A block of data:
_ _ _ _ _ _ _

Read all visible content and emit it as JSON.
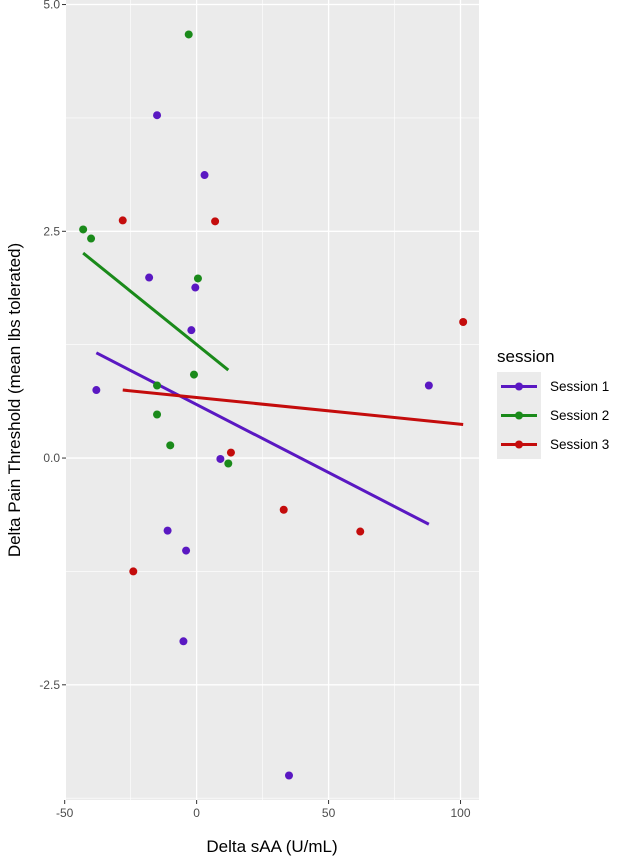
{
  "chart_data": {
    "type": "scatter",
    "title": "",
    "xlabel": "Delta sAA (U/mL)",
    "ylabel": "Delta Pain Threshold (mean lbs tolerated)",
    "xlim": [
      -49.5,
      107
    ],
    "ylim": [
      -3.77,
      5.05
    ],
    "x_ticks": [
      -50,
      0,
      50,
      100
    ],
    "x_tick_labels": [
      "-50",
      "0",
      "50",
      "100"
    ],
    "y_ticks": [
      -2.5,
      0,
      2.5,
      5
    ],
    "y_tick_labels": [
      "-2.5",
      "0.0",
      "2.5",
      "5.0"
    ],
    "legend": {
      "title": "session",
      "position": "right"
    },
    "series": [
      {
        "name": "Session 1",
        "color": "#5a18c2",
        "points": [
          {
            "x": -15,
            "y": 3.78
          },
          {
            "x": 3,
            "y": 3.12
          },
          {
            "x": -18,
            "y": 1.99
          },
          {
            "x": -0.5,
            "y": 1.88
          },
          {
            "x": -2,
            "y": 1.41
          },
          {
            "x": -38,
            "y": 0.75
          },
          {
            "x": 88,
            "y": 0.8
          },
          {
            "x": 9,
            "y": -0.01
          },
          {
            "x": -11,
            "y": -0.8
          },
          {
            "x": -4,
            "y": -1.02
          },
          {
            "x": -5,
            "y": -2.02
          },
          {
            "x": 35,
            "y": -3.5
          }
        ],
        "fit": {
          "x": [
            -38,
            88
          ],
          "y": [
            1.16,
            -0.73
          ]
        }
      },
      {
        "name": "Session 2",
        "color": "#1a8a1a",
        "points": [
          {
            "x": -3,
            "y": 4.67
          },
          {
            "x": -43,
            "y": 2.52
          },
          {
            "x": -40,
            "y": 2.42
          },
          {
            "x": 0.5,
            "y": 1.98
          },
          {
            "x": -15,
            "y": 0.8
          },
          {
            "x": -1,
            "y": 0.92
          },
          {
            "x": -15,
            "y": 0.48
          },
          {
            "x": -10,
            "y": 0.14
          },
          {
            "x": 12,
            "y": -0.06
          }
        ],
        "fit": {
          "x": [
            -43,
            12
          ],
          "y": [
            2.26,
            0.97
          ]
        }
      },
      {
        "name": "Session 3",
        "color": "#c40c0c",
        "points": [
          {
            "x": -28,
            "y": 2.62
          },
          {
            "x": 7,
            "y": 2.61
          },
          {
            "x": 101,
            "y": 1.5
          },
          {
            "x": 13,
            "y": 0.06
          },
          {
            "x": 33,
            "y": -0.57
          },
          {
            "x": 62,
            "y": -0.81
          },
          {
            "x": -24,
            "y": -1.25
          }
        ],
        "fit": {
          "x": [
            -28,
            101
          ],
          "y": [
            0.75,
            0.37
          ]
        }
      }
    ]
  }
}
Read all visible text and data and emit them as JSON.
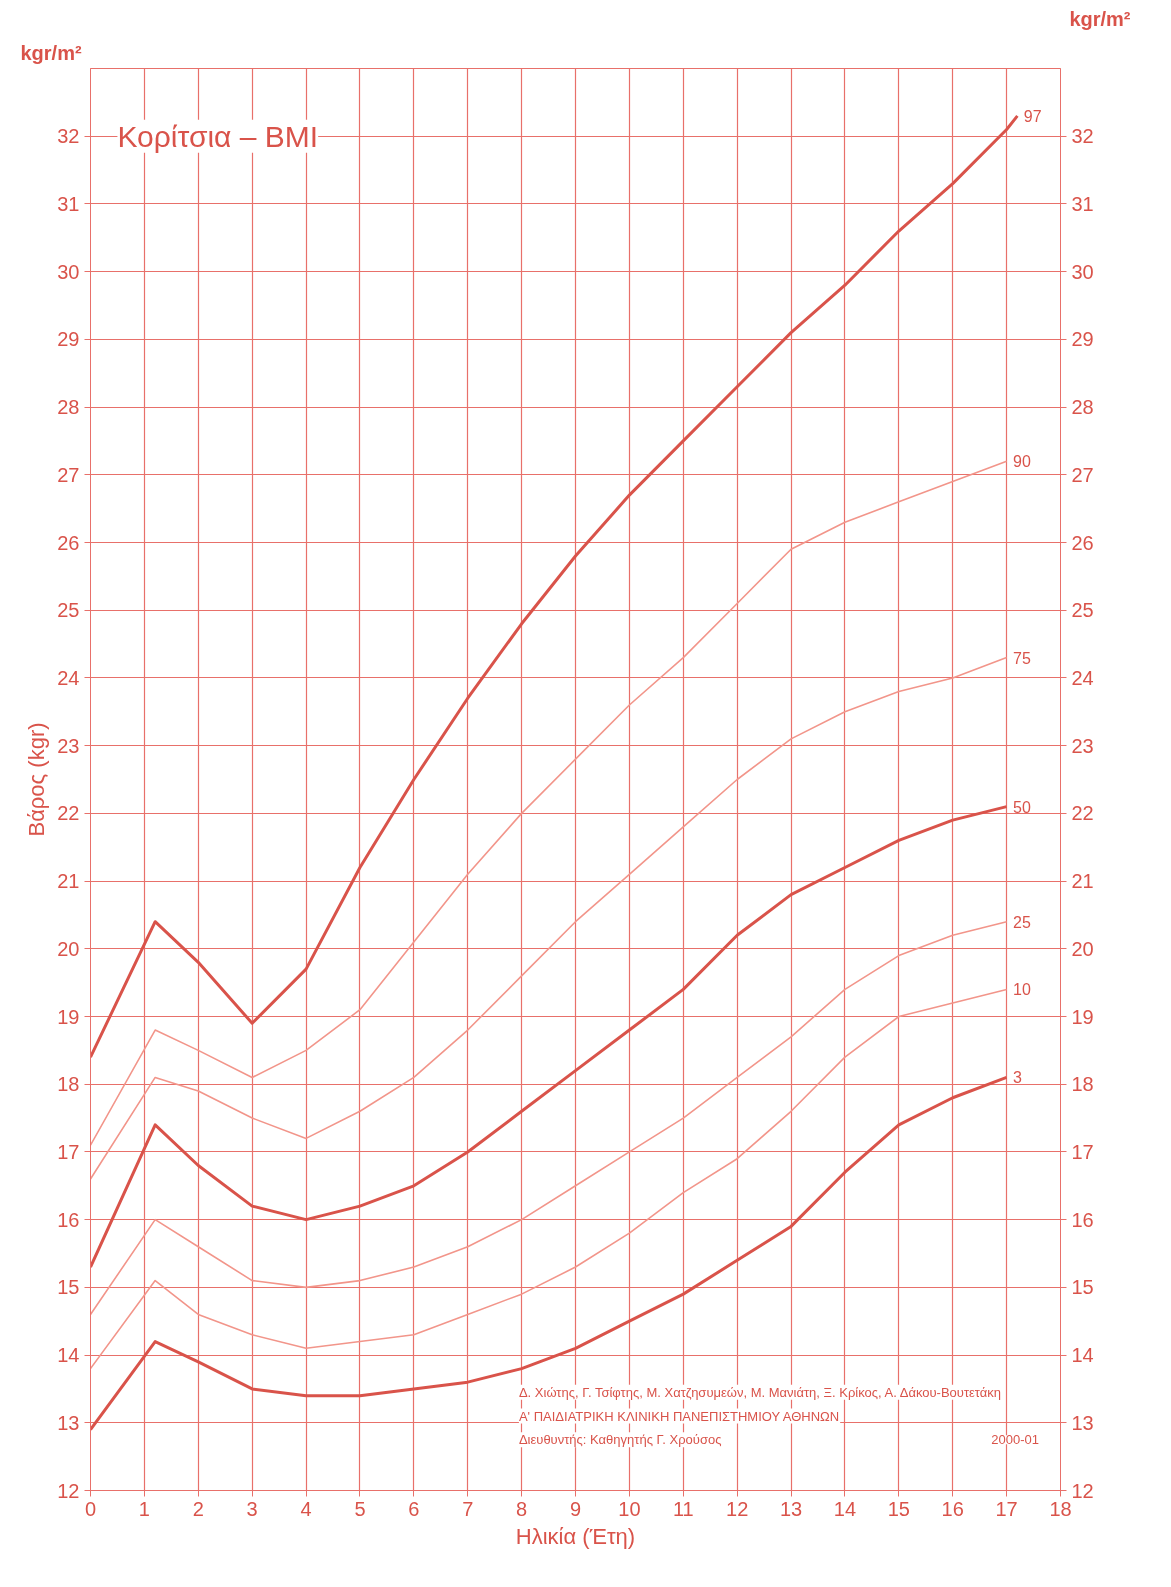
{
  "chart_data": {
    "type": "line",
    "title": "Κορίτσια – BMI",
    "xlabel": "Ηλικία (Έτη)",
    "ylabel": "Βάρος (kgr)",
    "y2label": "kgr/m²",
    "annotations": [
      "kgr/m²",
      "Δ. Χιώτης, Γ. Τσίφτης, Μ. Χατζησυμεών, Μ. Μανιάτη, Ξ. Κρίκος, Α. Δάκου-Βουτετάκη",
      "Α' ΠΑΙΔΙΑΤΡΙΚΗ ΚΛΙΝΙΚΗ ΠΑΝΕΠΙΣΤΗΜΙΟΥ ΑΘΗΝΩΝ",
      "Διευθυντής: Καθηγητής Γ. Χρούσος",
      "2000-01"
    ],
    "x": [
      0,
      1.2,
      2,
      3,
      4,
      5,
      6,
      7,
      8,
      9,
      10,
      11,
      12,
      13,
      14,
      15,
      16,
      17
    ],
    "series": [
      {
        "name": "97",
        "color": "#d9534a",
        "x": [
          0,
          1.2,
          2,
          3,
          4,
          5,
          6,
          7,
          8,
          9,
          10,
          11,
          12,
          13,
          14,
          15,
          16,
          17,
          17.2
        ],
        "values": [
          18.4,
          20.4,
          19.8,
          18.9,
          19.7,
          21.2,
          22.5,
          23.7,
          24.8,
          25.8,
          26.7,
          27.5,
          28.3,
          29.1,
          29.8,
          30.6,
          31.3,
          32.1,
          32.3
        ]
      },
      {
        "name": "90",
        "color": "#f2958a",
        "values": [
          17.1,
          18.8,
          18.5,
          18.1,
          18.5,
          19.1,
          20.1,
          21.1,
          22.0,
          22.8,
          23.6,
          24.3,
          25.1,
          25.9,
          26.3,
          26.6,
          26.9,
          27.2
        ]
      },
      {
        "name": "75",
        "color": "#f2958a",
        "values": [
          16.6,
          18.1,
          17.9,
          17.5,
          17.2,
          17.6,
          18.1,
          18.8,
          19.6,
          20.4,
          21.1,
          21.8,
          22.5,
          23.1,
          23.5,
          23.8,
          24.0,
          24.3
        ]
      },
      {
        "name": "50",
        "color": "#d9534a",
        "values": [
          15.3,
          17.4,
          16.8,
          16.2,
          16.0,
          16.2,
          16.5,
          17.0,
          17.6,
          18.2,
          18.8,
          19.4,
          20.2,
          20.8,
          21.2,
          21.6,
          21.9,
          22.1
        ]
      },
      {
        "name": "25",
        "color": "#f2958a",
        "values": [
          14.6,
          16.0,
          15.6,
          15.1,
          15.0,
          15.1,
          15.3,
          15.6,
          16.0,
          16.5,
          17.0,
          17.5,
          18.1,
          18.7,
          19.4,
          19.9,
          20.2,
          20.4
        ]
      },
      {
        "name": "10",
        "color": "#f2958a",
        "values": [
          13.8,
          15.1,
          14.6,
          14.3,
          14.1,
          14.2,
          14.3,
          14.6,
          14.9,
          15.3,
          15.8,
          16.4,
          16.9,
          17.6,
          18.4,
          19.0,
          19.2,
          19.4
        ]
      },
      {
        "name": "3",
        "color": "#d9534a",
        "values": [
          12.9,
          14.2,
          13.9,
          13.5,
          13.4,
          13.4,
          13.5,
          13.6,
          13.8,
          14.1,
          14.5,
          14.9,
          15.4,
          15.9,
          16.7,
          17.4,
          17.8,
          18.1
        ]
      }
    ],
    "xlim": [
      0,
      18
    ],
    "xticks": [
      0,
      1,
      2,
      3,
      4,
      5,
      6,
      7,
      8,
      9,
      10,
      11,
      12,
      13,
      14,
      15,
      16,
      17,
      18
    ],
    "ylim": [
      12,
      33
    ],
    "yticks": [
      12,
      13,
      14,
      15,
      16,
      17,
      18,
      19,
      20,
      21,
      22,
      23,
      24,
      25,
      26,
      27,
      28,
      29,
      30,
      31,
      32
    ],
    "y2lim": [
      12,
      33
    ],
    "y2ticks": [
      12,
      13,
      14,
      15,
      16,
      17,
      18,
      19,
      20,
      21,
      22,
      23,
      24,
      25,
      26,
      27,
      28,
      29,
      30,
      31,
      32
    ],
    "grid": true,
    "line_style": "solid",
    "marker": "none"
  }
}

_ _ _ _ _ _ _

- _The task_
Where a line of the entries contains the word "emit", copy that line.

- _Solution for this exercise_
Read all visible content and emit it as JSON.
Read all visible text and data and emit them as JSON.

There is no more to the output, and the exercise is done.